• [Exercise] The listing below is to be output in its exact form.

--- begin Provided material ---

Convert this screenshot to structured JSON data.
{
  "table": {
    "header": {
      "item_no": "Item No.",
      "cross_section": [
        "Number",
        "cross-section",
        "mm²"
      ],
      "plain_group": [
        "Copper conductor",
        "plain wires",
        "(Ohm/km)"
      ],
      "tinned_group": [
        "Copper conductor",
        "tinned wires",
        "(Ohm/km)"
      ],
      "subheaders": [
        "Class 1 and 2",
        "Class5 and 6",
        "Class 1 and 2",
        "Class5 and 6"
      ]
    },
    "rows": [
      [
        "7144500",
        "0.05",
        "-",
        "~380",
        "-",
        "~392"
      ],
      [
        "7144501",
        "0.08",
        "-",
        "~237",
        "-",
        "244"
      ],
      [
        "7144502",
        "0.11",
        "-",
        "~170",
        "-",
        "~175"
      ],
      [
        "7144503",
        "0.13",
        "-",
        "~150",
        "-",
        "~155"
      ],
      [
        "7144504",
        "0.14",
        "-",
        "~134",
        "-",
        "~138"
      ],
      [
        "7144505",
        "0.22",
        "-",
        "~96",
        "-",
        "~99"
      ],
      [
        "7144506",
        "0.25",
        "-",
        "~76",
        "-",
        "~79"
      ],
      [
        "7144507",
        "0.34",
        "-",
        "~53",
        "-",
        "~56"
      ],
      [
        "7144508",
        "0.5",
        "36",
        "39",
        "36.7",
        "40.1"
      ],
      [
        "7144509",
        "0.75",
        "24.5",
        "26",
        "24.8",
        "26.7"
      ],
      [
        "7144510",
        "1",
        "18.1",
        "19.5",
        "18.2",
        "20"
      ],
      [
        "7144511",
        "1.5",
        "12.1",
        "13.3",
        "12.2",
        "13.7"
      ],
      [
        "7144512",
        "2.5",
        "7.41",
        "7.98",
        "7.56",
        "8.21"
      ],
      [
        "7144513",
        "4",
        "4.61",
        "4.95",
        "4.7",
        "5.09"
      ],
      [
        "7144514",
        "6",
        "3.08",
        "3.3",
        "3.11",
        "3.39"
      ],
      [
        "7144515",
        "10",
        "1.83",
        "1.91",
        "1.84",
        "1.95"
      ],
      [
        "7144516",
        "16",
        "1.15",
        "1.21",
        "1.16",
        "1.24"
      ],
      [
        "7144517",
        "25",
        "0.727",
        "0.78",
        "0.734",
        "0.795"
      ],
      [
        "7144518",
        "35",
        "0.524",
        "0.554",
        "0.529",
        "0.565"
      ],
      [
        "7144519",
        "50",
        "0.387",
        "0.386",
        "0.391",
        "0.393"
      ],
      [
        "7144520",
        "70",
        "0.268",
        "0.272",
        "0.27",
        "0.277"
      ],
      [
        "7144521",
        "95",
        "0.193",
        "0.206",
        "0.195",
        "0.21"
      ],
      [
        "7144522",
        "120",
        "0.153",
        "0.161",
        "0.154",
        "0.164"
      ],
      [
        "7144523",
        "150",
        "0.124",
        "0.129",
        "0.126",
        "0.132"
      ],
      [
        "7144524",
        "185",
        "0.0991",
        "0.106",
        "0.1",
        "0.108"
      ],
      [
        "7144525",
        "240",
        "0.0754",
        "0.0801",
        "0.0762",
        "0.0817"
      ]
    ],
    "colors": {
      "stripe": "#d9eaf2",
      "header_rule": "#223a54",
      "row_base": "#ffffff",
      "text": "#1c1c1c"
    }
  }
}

--- end Provided material ---

• [Output]
Convert this screenshot to structured JSON data.
{
  "table": {
    "header": {
      "item_no": "Item No.",
      "cross_section": [
        "Number",
        "cross-section",
        "mm²"
      ],
      "plain_group": [
        "Copper conductor",
        "plain wires",
        "(Ohm/km)"
      ],
      "tinned_group": [
        "Copper conductor",
        "tinned wires",
        "(Ohm/km)"
      ],
      "subheaders": [
        "Class 1 and 2",
        "Class5 and 6",
        "Class 1 and 2",
        "Class5 and 6"
      ]
    },
    "rows": [
      [
        "7144500",
        "0.05",
        "-",
        "~380",
        "-",
        "~392"
      ],
      [
        "7144501",
        "0.08",
        "-",
        "~237",
        "-",
        "244"
      ],
      [
        "7144502",
        "0.11",
        "-",
        "~170",
        "-",
        "~175"
      ],
      [
        "7144503",
        "0.13",
        "-",
        "~150",
        "-",
        "~155"
      ],
      [
        "7144504",
        "0.14",
        "-",
        "~134",
        "-",
        "~138"
      ],
      [
        "7144505",
        "0.22",
        "-",
        "~96",
        "-",
        "~99"
      ],
      [
        "7144506",
        "0.25",
        "-",
        "~76",
        "-",
        "~79"
      ],
      [
        "7144507",
        "0.34",
        "-",
        "~53",
        "-",
        "~56"
      ],
      [
        "7144508",
        "0.5",
        "36",
        "39",
        "36.7",
        "40.1"
      ],
      [
        "7144509",
        "0.75",
        "24.5",
        "26",
        "24.8",
        "26.7"
      ],
      [
        "7144510",
        "1",
        "18.1",
        "19.5",
        "18.2",
        "20"
      ],
      [
        "7144511",
        "1.5",
        "12.1",
        "13.3",
        "12.2",
        "13.7"
      ],
      [
        "7144512",
        "2.5",
        "7.41",
        "7.98",
        "7.56",
        "8.21"
      ],
      [
        "7144513",
        "4",
        "4.61",
        "4.95",
        "4.7",
        "5.09"
      ],
      [
        "7144514",
        "6",
        "3.08",
        "3.3",
        "3.11",
        "3.39"
      ],
      [
        "7144515",
        "10",
        "1.83",
        "1.91",
        "1.84",
        "1.95"
      ],
      [
        "7144516",
        "16",
        "1.15",
        "1.21",
        "1.16",
        "1.24"
      ],
      [
        "7144517",
        "25",
        "0.727",
        "0.78",
        "0.734",
        "0.795"
      ],
      [
        "7144518",
        "35",
        "0.524",
        "0.554",
        "0.529",
        "0.565"
      ],
      [
        "7144519",
        "50",
        "0.387",
        "0.386",
        "0.391",
        "0.393"
      ],
      [
        "7144520",
        "70",
        "0.268",
        "0.272",
        "0.27",
        "0.277"
      ],
      [
        "7144521",
        "95",
        "0.193",
        "0.206",
        "0.195",
        "0.21"
      ],
      [
        "7144522",
        "120",
        "0.153",
        "0.161",
        "0.154",
        "0.164"
      ],
      [
        "7144523",
        "150",
        "0.124",
        "0.129",
        "0.126",
        "0.132"
      ],
      [
        "7144524",
        "185",
        "0.0991",
        "0.106",
        "0.1",
        "0.108"
      ],
      [
        "7144525",
        "240",
        "0.0754",
        "0.0801",
        "0.0762",
        "0.0817"
      ]
    ],
    "colors": {
      "stripe": "#d9eaf2",
      "header_rule": "#223a54",
      "row_base": "#ffffff",
      "text": "#1c1c1c"
    }
  }
}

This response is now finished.